### Exercise instructions:
Please list all lines of the material below in which the string "annotation" occurs.

### Items:
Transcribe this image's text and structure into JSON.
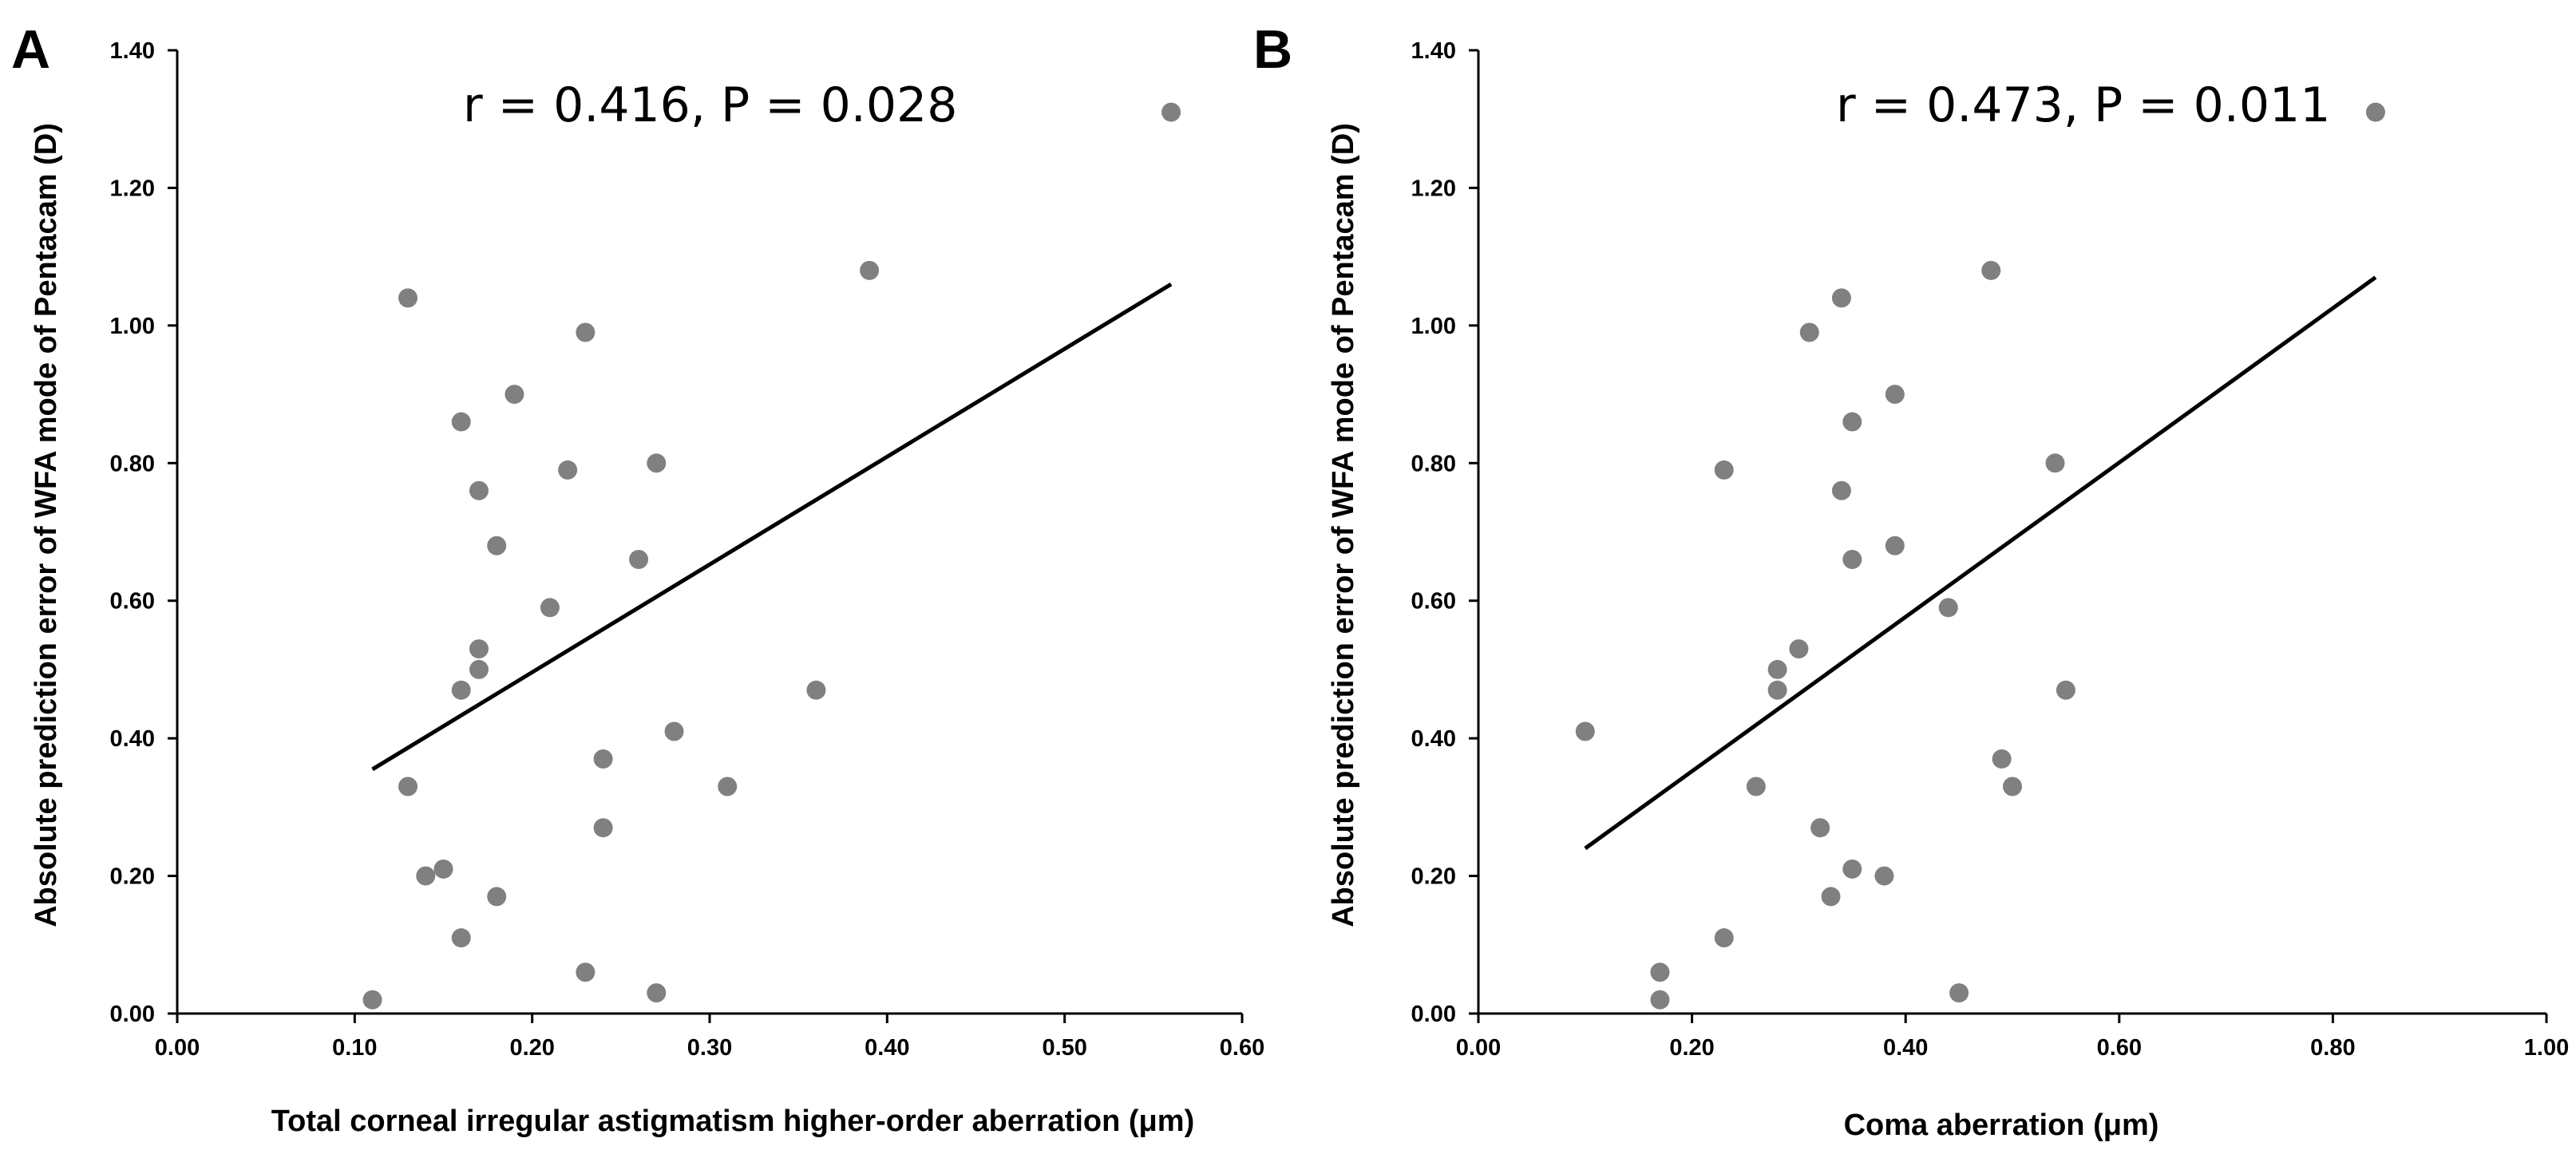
{
  "chart_data": [
    {
      "type": "scatter",
      "panel_label": "A",
      "annotation": "r = 0.416, P = 0.028",
      "xlabel": "Total corneal irregular astigmatism higher-order aberration (μm)",
      "ylabel": "Absolute prediction error of WFA mode of Pentacam (D)",
      "xlim": [
        0,
        0.6
      ],
      "ylim": [
        0,
        1.4
      ],
      "xticks": [
        "0.00",
        "0.10",
        "0.20",
        "0.30",
        "0.40",
        "0.50",
        "0.60"
      ],
      "yticks": [
        "0.00",
        "0.20",
        "0.40",
        "0.60",
        "0.80",
        "1.00",
        "1.20",
        "1.40"
      ],
      "points": [
        {
          "x": 0.11,
          "y": 0.02
        },
        {
          "x": 0.13,
          "y": 1.04
        },
        {
          "x": 0.13,
          "y": 0.33
        },
        {
          "x": 0.14,
          "y": 0.2
        },
        {
          "x": 0.15,
          "y": 0.21
        },
        {
          "x": 0.16,
          "y": 0.86
        },
        {
          "x": 0.16,
          "y": 0.47
        },
        {
          "x": 0.16,
          "y": 0.11
        },
        {
          "x": 0.17,
          "y": 0.76
        },
        {
          "x": 0.17,
          "y": 0.53
        },
        {
          "x": 0.17,
          "y": 0.5
        },
        {
          "x": 0.18,
          "y": 0.68
        },
        {
          "x": 0.18,
          "y": 0.17
        },
        {
          "x": 0.19,
          "y": 0.9
        },
        {
          "x": 0.21,
          "y": 0.59
        },
        {
          "x": 0.22,
          "y": 0.79
        },
        {
          "x": 0.23,
          "y": 0.99
        },
        {
          "x": 0.23,
          "y": 0.06
        },
        {
          "x": 0.24,
          "y": 0.37
        },
        {
          "x": 0.24,
          "y": 0.27
        },
        {
          "x": 0.26,
          "y": 0.66
        },
        {
          "x": 0.27,
          "y": 0.8
        },
        {
          "x": 0.27,
          "y": 0.03
        },
        {
          "x": 0.28,
          "y": 0.41
        },
        {
          "x": 0.31,
          "y": 0.33
        },
        {
          "x": 0.36,
          "y": 0.47
        },
        {
          "x": 0.39,
          "y": 1.08
        },
        {
          "x": 0.56,
          "y": 1.31
        }
      ],
      "trendline": [
        {
          "x": 0.11,
          "y": 0.355
        },
        {
          "x": 0.56,
          "y": 1.06
        }
      ]
    },
    {
      "type": "scatter",
      "panel_label": "B",
      "annotation": "r = 0.473, P = 0.011",
      "xlabel": "Coma aberration (μm)",
      "ylabel": "Absolute prediction error of WFA mode of Pentacam (D)",
      "xlim": [
        0,
        1.0
      ],
      "ylim": [
        0,
        1.4
      ],
      "xticks": [
        "0.00",
        "0.20",
        "0.40",
        "0.60",
        "0.80",
        "1.00"
      ],
      "yticks": [
        "0.00",
        "0.20",
        "0.40",
        "0.60",
        "0.80",
        "1.00",
        "1.20",
        "1.40"
      ],
      "points": [
        {
          "x": 0.1,
          "y": 0.41
        },
        {
          "x": 0.17,
          "y": 0.06
        },
        {
          "x": 0.17,
          "y": 0.02
        },
        {
          "x": 0.23,
          "y": 0.79
        },
        {
          "x": 0.23,
          "y": 0.11
        },
        {
          "x": 0.26,
          "y": 0.33
        },
        {
          "x": 0.28,
          "y": 0.5
        },
        {
          "x": 0.28,
          "y": 0.47
        },
        {
          "x": 0.3,
          "y": 0.53
        },
        {
          "x": 0.31,
          "y": 0.99
        },
        {
          "x": 0.32,
          "y": 0.27
        },
        {
          "x": 0.33,
          "y": 0.17
        },
        {
          "x": 0.34,
          "y": 1.04
        },
        {
          "x": 0.34,
          "y": 0.76
        },
        {
          "x": 0.35,
          "y": 0.86
        },
        {
          "x": 0.35,
          "y": 0.66
        },
        {
          "x": 0.35,
          "y": 0.21
        },
        {
          "x": 0.38,
          "y": 0.2
        },
        {
          "x": 0.39,
          "y": 0.9
        },
        {
          "x": 0.39,
          "y": 0.68
        },
        {
          "x": 0.44,
          "y": 0.59
        },
        {
          "x": 0.45,
          "y": 0.03
        },
        {
          "x": 0.48,
          "y": 1.08
        },
        {
          "x": 0.49,
          "y": 0.37
        },
        {
          "x": 0.5,
          "y": 0.33
        },
        {
          "x": 0.54,
          "y": 0.8
        },
        {
          "x": 0.55,
          "y": 0.47
        },
        {
          "x": 0.84,
          "y": 1.31
        }
      ],
      "trendline": [
        {
          "x": 0.1,
          "y": 0.24
        },
        {
          "x": 0.84,
          "y": 1.07
        }
      ]
    }
  ],
  "colors": {
    "point": "#808080",
    "line": "#000000",
    "axis": "#000000"
  }
}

### Written reply:
      "annotation": "r = 0.416, P = 0.028",
      "annotation": "r = 0.473, P = 0.011",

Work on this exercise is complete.